-------- Records supplied

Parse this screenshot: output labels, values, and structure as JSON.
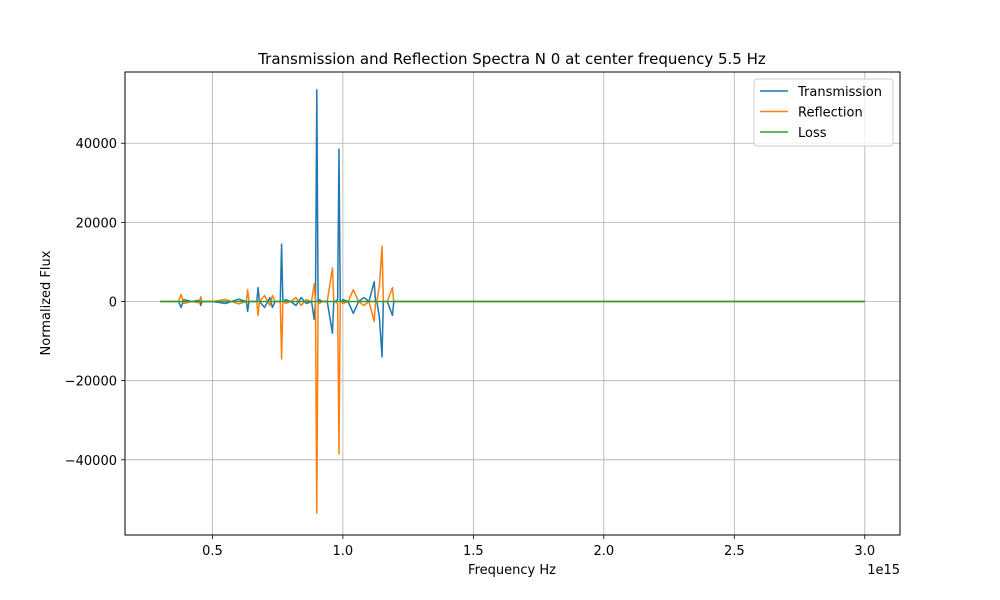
{
  "chart_data": {
    "type": "line",
    "title": "Transmission and Reflection Spectra N 0 at center frequency 5.5 Hz",
    "xlabel": "Frequency Hz",
    "ylabel": "Normalized Flux",
    "x_offset_label": "1e15",
    "x_scale": 1000000000000000.0,
    "xlim": [
      0.165,
      3.135
    ],
    "ylim": [
      -59000,
      58000
    ],
    "xticks": [
      0.5,
      1.0,
      1.5,
      2.0,
      2.5,
      3.0
    ],
    "xtick_labels": [
      "0.5",
      "1.0",
      "1.5",
      "2.0",
      "2.5",
      "3.0"
    ],
    "yticks": [
      -40000,
      -20000,
      0,
      20000,
      40000
    ],
    "ytick_labels": [
      "−40000",
      "−20000",
      "0",
      "20000",
      "40000"
    ],
    "grid": true,
    "legend_position": "top-right",
    "series": [
      {
        "name": "Transmission",
        "color": "#1f77b4",
        "x": [
          0.3,
          0.34,
          0.37,
          0.38,
          0.39,
          0.42,
          0.45,
          0.455,
          0.46,
          0.5,
          0.55,
          0.6,
          0.63,
          0.635,
          0.64,
          0.67,
          0.675,
          0.68,
          0.7,
          0.72,
          0.73,
          0.74,
          0.76,
          0.765,
          0.77,
          0.775,
          0.78,
          0.8,
          0.82,
          0.84,
          0.86,
          0.88,
          0.89,
          0.895,
          0.9,
          0.905,
          0.91,
          0.92,
          0.94,
          0.96,
          0.965,
          0.97,
          0.98,
          0.985,
          0.99,
          0.995,
          1.0,
          1.02,
          1.04,
          1.06,
          1.08,
          1.1,
          1.12,
          1.125,
          1.13,
          1.14,
          1.15,
          1.155,
          1.16,
          1.17,
          1.19,
          1.195,
          1.2,
          1.21,
          1.22,
          1.25,
          1.3,
          1.37,
          1.45,
          1.55,
          1.6,
          2.0,
          2.5,
          3.0
        ],
        "y": [
          0,
          0,
          0,
          -1500,
          500,
          0,
          300,
          -1000,
          0,
          0,
          -500,
          600,
          0,
          -2500,
          0,
          0,
          3500,
          0,
          -1500,
          1000,
          -1500,
          0,
          0,
          14500,
          0,
          0,
          500,
          0,
          -1000,
          1000,
          -500,
          0,
          -4500,
          0,
          53500,
          0,
          500,
          0,
          0,
          -8000,
          0,
          0,
          500,
          38500,
          0,
          0,
          500,
          0,
          -3000,
          0,
          1000,
          0,
          5000,
          0,
          0,
          -4000,
          -14000,
          0,
          0,
          0,
          -3500,
          0,
          0,
          0,
          0,
          0,
          0,
          0,
          0,
          0,
          0,
          0,
          0,
          0
        ]
      },
      {
        "name": "Reflection",
        "color": "#ff7f0e",
        "x": [
          0.3,
          0.34,
          0.37,
          0.38,
          0.39,
          0.42,
          0.45,
          0.455,
          0.46,
          0.5,
          0.55,
          0.6,
          0.63,
          0.635,
          0.64,
          0.67,
          0.675,
          0.68,
          0.7,
          0.72,
          0.73,
          0.74,
          0.76,
          0.765,
          0.77,
          0.775,
          0.78,
          0.8,
          0.82,
          0.84,
          0.86,
          0.88,
          0.89,
          0.895,
          0.9,
          0.905,
          0.91,
          0.92,
          0.94,
          0.96,
          0.965,
          0.97,
          0.98,
          0.985,
          0.99,
          0.995,
          1.0,
          1.02,
          1.04,
          1.06,
          1.08,
          1.1,
          1.12,
          1.125,
          1.13,
          1.14,
          1.15,
          1.155,
          1.16,
          1.17,
          1.19,
          1.195,
          1.2,
          1.21,
          1.22,
          1.25,
          1.3,
          1.37,
          1.45,
          1.55,
          1.6,
          2.0,
          2.5,
          3.0
        ],
        "y": [
          0,
          0,
          0,
          1800,
          -500,
          0,
          -300,
          1200,
          0,
          0,
          500,
          -600,
          0,
          3000,
          0,
          0,
          -3500,
          0,
          1500,
          -1000,
          1500,
          0,
          0,
          -14500,
          0,
          0,
          -500,
          0,
          1000,
          -1000,
          500,
          0,
          4500,
          0,
          -53500,
          0,
          -500,
          0,
          0,
          8500,
          0,
          0,
          -500,
          -38500,
          0,
          0,
          -500,
          0,
          3000,
          0,
          -1000,
          0,
          -5000,
          0,
          0,
          4000,
          14000,
          0,
          0,
          0,
          3500,
          0,
          0,
          0,
          0,
          0,
          0,
          0,
          0,
          0,
          0,
          0,
          0,
          0
        ]
      },
      {
        "name": "Loss",
        "color": "#2ca02c",
        "x": [
          0.3,
          0.5,
          1.0,
          1.5,
          2.0,
          2.5,
          3.0
        ],
        "y": [
          0,
          0,
          0,
          0,
          0,
          0,
          0
        ]
      }
    ]
  }
}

----------------

Out of the records, collect only those lines that contain the string "color".

        "color": "#1f77b4",
        "color": "#ff7f0e",
        "color": "#2ca02c",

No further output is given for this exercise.